== TEXT BLOCK ==
-=-=-=-=-

# Long-Term Fixed Rate Mortgages - do they exist?



## RichKid (5 May 2006)

I noticed some discussion of 30yr low rate mortgages in the US (I think Tech mentioned it). 

Do similar products exist in Australia for home buyers? I've found some for two to three years fixed rate mortgages but none which are much longer (eg 20yrs), I expect the rates would be much higher than the standard variable rate but still historically low since we are in a low interest rate environment, I thought it would be a good chance to lock in a cheap rate. Has anyone else been thinking the same?


----------



## RichKid (5 May 2006)

*Re: Long-Term Fixed Rate Mortgages- do they exist?*

Okay, did some _proper_ searching this time and there are a few fixed rate home loans which extend upto 30yrs, some of the major banks have fixed rates upto 10 yrs but then you need to negotiate for another fixed rate and term upto a maximum of 30 yrs total. So if you want a fixed rate for 30 yrs from the outset  there don't appear to be many choices according to the websites, I'm sure though that you should be able to negotiate something better face to face. 

Rates appear to be approx 7.5%+ for 30yrs fixed (just my guess extending from fixed 10 yr rates). I haven't even begun to compare fees and other hidden costs so lots of research to do.


----------



## clowboy (5 May 2006)

*Re: Long-Term Fixed Rate Mortgages- do they exist?*

Richkid,


Just don't change your mind half way through the term of the loan.  Ie upgrade the house, win lotto and want to pay it out.


----------



## RichKid (5 May 2006)

*Re: Long-Term Fixed Rate Mortgages- do they exist?*



			
				clowboy said:
			
		

> Richkid,
> 
> 
> Just don't change your mind half way through the term of the loan.  Ie upgrade the house, win lotto and want to pay it out.

-=-=-=-=-

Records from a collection

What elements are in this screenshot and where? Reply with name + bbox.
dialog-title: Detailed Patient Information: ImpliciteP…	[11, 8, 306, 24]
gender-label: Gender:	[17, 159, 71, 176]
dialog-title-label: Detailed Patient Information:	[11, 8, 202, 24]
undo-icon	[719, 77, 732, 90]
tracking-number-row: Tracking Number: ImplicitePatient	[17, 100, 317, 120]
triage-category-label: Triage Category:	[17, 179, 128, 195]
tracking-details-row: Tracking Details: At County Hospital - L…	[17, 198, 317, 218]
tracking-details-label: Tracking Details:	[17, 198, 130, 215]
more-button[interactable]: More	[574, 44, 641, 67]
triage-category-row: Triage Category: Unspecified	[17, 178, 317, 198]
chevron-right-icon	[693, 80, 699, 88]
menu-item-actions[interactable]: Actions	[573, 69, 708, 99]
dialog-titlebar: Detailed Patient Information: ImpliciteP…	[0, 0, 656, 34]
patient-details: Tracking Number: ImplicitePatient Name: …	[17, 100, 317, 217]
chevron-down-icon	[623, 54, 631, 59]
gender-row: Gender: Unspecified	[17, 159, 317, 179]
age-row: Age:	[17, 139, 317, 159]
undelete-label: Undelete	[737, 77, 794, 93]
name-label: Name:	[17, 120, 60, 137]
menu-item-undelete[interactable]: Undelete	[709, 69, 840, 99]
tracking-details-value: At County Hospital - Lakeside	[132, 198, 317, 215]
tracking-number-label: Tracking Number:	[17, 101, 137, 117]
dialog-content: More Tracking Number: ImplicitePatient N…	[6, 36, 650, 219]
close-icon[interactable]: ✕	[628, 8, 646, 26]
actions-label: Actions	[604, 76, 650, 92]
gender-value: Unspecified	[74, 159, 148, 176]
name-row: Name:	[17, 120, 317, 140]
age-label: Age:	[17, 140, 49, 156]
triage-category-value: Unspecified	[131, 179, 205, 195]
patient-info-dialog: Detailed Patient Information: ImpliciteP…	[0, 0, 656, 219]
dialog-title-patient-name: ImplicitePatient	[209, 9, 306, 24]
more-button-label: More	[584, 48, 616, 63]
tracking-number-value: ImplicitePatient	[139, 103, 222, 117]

-=-=-=-=-

== EXERCISE BRIEF ==
Continue the forum thread on long-term fixed rate mortgages, picking up right after the last line of it shown above.

== RESPONSE FOR THIS EXERCISE ==
Hi Clowboy,

Lotto- that's a problem I'd like to live with! But I haven't considered other issues . Thanks for the tip, I'll search for the fineprint, I'm sure they probably whack some huge fee or something. It's odd that these aren't more popular, as Tech suggests it's a bit of a no brainer as interest rates are cyclical.

The obvious problem is that you have to have cash flow to pay the relatively higher repayments til interest rates rise to match your fixed rate.


----------



## bvbfan (5 May 2006)

*Re: Long-Term Fixed Rate Mortgages- do they exist?*

With fixed loans you can only make a certain amount of extra repayments without being penalised.
Usually about $10,000

Maybe a split loan, where you fix part and have some on variable might be something to consider


----------



## Smurf1976 (5 May 2006)

*Re: Long-Term Fixed Rate Mortgages- do they exist?*

Most major banks offer at least 10 year fixed loans.

Generally speaking, you could get these below 7% p.a. interest in the recent past. Some were in the order of 6.6% from memory. Cheaper than variable rates.

The limit on extra repayments is $10,000 per year for some lenders although by choosing the correct loan term and/or having a split loan (part variable, part fixed) problems there can be largely overcome.

IMO anyone with a large debt relative to their ability to service it would be crazy to have a variable rate loan. The risk to reward ratio on potential interest rate moves just isn't favourable IMO. Potential small falls versus far greater potential rises. It's a different matter if your gearing level is moderate or low in which case variable rates might make more sense due to flexibility.


----------



## RichKid (5 May 2006)

*Re: Long-Term Fixed Rate Mortgages- do they exist?*

Thanks Smurf and BVB, I'm still researching this atm, no imminent plans but will have to decide in due course. I don't want to have to negotiate with someone from an insto who knows more than I do about the products and markets. 

The rates are certainly lower for 10 yrs fixed rate options from the tables on the bank's site. I'll have to keep an eye on the 10k limit, the split option of fixed and variable is probably a more attractive package but that brings timing into it.

I take your point Smurf about people going for variable rates with big debts but most people only think short term, they may even be struggling to pay the lower variable rate so the higher rate is not even an option- basic answer is they shouldn't be borrowing til they're in a better position.


----------



## tech/a (6 May 2006)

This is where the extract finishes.